--- start of Data lines ---

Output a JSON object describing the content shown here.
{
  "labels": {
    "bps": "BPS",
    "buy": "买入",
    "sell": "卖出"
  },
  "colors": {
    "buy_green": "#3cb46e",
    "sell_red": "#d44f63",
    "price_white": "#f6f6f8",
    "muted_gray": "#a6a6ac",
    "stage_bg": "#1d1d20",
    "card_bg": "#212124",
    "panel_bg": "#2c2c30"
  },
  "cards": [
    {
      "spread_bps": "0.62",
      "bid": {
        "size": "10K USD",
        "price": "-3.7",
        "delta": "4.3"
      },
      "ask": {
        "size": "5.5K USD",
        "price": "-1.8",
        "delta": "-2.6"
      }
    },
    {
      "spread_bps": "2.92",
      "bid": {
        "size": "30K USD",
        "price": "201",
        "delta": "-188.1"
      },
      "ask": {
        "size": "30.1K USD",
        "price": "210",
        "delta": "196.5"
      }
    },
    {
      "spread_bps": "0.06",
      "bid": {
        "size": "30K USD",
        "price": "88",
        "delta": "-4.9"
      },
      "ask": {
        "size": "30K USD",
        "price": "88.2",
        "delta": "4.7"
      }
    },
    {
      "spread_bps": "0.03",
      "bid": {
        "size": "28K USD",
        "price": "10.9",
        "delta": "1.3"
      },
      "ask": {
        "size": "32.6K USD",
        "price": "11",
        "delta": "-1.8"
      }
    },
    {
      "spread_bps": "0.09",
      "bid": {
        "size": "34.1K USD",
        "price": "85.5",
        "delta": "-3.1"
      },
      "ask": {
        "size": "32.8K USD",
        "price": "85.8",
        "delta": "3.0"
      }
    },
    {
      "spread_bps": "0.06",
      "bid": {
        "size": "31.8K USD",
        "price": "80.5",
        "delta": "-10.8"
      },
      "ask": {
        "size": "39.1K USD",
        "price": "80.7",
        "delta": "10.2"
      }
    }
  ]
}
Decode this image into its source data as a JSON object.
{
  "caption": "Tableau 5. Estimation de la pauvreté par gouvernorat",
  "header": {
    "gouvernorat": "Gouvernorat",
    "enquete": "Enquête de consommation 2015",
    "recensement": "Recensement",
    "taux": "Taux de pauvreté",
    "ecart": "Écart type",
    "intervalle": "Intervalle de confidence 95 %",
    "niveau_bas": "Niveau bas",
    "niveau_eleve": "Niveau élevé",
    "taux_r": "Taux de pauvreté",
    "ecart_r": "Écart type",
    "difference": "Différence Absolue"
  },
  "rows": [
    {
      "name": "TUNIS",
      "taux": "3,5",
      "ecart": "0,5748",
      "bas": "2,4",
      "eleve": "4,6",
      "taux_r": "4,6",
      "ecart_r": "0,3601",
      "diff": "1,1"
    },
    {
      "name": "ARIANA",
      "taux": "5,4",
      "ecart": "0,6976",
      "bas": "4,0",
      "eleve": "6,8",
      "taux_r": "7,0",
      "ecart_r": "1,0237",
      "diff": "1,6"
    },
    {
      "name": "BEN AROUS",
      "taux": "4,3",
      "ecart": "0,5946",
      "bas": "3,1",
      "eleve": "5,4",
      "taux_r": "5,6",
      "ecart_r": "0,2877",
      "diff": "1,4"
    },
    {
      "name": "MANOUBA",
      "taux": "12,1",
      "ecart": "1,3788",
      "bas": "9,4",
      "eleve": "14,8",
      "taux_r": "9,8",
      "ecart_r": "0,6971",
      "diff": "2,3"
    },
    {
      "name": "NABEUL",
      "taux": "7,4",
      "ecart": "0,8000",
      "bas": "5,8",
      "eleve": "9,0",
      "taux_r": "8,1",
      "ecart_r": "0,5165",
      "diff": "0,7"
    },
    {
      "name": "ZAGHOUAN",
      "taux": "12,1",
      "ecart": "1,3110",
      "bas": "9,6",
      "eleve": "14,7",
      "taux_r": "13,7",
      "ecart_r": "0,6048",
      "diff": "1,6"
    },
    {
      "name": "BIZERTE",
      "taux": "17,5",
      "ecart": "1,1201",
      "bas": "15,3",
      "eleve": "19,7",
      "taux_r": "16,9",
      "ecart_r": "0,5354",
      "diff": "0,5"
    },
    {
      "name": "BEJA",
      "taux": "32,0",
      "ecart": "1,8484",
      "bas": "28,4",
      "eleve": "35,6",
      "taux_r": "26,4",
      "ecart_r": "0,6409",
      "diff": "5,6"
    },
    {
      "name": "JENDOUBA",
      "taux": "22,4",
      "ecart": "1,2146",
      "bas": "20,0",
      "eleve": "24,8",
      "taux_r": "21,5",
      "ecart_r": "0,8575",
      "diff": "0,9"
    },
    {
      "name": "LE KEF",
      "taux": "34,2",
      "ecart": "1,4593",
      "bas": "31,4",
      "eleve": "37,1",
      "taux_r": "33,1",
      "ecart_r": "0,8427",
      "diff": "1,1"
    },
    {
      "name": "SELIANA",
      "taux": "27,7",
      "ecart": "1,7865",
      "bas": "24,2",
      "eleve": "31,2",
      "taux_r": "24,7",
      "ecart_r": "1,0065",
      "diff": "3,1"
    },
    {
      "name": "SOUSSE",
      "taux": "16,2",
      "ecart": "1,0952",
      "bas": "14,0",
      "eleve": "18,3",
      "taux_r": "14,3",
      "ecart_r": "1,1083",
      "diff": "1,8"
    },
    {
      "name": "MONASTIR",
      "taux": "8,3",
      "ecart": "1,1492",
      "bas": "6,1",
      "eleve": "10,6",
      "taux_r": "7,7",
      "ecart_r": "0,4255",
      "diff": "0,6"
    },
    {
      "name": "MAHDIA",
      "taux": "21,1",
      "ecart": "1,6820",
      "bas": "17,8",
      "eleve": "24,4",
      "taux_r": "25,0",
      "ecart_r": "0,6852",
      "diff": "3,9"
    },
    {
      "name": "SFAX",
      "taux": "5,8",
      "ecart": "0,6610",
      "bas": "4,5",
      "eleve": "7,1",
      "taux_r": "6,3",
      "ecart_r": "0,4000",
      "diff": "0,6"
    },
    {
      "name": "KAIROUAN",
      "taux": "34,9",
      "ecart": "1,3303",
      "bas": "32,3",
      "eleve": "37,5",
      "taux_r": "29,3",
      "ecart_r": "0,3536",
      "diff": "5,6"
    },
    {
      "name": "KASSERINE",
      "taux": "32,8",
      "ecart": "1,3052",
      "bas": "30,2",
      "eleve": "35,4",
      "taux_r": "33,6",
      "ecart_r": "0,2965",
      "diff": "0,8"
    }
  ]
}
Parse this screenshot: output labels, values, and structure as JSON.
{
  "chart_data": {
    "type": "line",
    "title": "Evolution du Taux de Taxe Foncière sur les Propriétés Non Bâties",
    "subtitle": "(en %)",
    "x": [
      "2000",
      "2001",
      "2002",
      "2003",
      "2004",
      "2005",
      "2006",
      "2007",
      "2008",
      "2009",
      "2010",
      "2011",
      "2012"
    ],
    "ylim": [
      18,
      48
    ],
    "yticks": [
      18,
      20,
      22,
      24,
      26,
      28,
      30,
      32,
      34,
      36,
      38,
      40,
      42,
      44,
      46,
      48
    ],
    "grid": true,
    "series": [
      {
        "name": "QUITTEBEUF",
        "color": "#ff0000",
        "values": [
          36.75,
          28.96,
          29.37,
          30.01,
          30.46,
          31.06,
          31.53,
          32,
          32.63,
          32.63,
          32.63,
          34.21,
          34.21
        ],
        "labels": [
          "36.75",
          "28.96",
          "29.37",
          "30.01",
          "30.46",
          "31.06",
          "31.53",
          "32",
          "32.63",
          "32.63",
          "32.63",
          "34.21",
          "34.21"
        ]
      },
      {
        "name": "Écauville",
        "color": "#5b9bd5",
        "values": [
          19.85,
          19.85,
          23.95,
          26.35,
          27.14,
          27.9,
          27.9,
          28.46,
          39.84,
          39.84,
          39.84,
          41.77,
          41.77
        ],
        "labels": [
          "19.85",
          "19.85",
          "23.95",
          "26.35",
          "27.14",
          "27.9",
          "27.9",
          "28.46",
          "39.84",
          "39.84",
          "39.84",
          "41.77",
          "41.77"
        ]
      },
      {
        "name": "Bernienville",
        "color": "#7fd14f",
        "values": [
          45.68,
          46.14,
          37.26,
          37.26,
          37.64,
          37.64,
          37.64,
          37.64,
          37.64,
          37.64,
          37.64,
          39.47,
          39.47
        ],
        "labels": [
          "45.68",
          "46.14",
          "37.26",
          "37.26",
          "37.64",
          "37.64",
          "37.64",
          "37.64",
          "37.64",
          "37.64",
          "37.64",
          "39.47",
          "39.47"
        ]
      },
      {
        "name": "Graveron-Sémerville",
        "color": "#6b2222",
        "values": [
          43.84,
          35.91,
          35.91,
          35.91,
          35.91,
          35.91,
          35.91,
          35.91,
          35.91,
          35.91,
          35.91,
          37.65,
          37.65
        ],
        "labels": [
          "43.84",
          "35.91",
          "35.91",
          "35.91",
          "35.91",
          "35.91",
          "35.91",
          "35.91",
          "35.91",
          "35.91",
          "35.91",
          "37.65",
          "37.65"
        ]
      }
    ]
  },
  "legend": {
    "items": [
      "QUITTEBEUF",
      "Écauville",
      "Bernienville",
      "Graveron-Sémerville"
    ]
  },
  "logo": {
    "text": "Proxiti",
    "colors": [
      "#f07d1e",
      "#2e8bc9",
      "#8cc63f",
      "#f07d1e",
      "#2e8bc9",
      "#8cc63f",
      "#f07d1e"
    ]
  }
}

--- end of Data lines ---

**Objective:** Tell how many lines in the records above contain "Sémerville", giving the number and no other words.

**Solution:** 2